Extract the complete listing and repeat it word for word.
─── Task input
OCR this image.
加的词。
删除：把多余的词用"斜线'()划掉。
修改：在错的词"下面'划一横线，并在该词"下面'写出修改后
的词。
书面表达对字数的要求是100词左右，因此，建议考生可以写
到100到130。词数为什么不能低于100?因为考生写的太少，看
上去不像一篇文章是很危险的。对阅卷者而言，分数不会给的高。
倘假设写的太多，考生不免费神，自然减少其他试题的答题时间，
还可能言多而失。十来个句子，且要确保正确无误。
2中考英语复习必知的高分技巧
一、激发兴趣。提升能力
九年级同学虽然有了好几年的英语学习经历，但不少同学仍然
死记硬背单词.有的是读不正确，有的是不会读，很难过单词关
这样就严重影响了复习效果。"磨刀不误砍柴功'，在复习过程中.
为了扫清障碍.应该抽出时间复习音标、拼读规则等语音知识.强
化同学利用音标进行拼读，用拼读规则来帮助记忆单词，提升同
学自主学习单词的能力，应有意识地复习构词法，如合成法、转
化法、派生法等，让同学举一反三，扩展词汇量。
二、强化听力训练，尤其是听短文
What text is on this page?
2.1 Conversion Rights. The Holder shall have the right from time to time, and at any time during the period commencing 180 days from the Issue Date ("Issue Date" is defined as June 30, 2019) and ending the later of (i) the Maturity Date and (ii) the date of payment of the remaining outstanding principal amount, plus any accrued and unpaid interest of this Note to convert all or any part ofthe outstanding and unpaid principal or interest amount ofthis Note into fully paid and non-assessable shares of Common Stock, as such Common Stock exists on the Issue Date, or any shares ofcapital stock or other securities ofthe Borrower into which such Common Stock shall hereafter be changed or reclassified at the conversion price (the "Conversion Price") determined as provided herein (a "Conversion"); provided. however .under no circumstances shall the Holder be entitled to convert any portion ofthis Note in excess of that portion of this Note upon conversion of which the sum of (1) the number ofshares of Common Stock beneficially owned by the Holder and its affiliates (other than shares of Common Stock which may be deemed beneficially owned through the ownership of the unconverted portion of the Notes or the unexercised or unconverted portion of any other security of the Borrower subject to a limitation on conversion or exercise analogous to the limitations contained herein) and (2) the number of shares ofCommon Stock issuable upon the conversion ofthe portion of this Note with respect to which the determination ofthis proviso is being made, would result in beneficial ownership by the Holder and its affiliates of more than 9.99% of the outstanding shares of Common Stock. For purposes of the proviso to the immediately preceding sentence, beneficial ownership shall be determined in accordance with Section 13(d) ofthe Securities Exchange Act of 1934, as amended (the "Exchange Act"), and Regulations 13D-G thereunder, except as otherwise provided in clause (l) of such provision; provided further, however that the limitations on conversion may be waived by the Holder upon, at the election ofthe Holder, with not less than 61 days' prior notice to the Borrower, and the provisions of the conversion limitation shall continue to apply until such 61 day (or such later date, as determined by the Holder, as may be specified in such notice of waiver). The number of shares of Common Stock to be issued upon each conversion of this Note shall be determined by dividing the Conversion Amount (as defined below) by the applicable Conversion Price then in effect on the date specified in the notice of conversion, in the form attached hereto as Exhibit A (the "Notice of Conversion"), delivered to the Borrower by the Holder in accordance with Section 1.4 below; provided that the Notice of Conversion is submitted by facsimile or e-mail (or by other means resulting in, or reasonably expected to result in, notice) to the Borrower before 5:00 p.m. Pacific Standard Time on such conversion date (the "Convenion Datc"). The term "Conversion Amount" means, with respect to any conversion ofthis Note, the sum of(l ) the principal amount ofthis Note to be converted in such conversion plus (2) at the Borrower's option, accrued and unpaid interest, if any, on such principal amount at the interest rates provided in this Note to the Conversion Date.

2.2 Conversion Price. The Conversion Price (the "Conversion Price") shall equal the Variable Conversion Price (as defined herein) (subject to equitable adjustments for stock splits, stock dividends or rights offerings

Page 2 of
──────
Solved problem:
OCR this image.
加的词。
删除：把多余的词用"斜线'()划掉。
修改：在错的词"下面'划一横线，并在该词"下面'写出修改后
的词。
书面表达对字数的要求是100词左右，因此，建议考生可以写
到100到130。词数为什么不能低于100?因为考生写的太少，看
上去不像一篇文章是很危险的。对阅卷者而言，分数不会给的高。
倘假设写的太多，考生不免费神，自然减少其他试题的答题时间，
还可能言多而失。十来个句子，且要确保正确无误。
2中考英语复习必知的高分技巧
一、激发兴趣。提升能力
九年级同学虽然有了好几年的英语学习经历，但不少同学仍然
死记硬背单词.有的是读不正确，有的是不会读，很难过单词关
这样就严重影响了复习效果。"磨刀不误砍柴功'，在复习过程中.
为了扫清障碍.应该抽出时间复习音标、拼读规则等语音知识.强
化同学利用音标进行拼读，用拼读规则来帮助记忆单词，提升同
学自主学习单词的能力，应有意识地复习构词法，如合成法、转
化法、派生法等，让同学举一反三，扩展词汇量。
二、强化听力训练，尤其是听短文
What text is on this page?
2.1 Conversion Rights. The Holder shall have the right from time to time, and at any time during the period commencing 180 days from the Issue Date ("Issue Date" is defined as June 30, 2019) and ending the later of (i) the Maturity Date and (ii) the date of payment of the remaining outstanding principal amount, plus any accrued and unpaid interest of this Note to convert all or any part ofthe outstanding and unpaid principal or interest amount ofthis Note into fully paid and non-assessable shares of Common Stock, as such Common Stock exists on the Issue Date, or any shares ofcapital stock or other securities ofthe Borrower into which such Common Stock shall hereafter be changed or reclassified at the conversion price (the "Conversion Price") determined as provided herein (a "Conversion"); provided. however .under no circumstances shall the Holder be entitled to convert any portion ofthis Note in excess of that portion of this Note upon conversion of which the sum of (1) the number ofshares of Common Stock beneficially owned by the Holder and its affiliates (other than shares of Common Stock which may be deemed beneficially owned through the ownership of the unconverted portion of the Notes or the unexercised or unconverted portion of any other security of the Borrower subject to a limitation on conversion or exercise analogous to the limitations contained herein) and (2) the number of shares ofCommon Stock issuable upon the conversion ofthe portion of this Note with respect to which the determination ofthis proviso is being made, would result in beneficial ownership by the Holder and its affiliates of more than 9.99% of the outstanding shares of Common Stock. For purposes of the proviso to the immediately preceding sentence, beneficial ownership shall be determined in accordance with Section 13(d) ofthe Securities Exchange Act of 1934, as amended (the "Exchange Act"), and Regulations 13D-G thereunder, except as otherwise provided in clause (l) of such provision; provided further, however that the limitations on conversion may be waived by the Holder upon, at the election ofthe Holder, with not less than 61 days' prior notice to the Borrower, and the provisions of the conversion limitation shall continue to apply until such 61 day (or such later date, as determined by the Holder, as may be specified in such notice of waiver). The number of shares of Common Stock to be issued upon each conversion of this Note shall be determined by dividing the Conversion Amount (as defined below) by the applicable Conversion Price then in effect on the date specified in the notice of conversion, in the form attached hereto as Exhibit A (the "Notice of Conversion"), delivered to the Borrower by the Holder in accordance with Section 1.4 below; provided that the Notice of Conversion is submitted by facsimile or e-mail (or by other means resulting in, or reasonably expected to result in, notice) to the Borrower before 5:00 p.m. Pacific Standard Time on such conversion date (the "Convenion Datc"). The term "Conversion Amount" means, with respect to any conversion ofthis Note, the sum of(l ) the principal amount ofthis Note to be converted in such conversion plus (2) at the Borrower's option, accrued and unpaid interest, if any, on such principal amount at the interest rates provided in this Note to the Conversion Date.

2.2 Conversion Price. The Conversion Price (the "Conversion Price") shall equal the Variable Conversion Price (as defined herein) (subject to equitable adjustments for stock splits, stock dividends or rights offerings

Page 2 of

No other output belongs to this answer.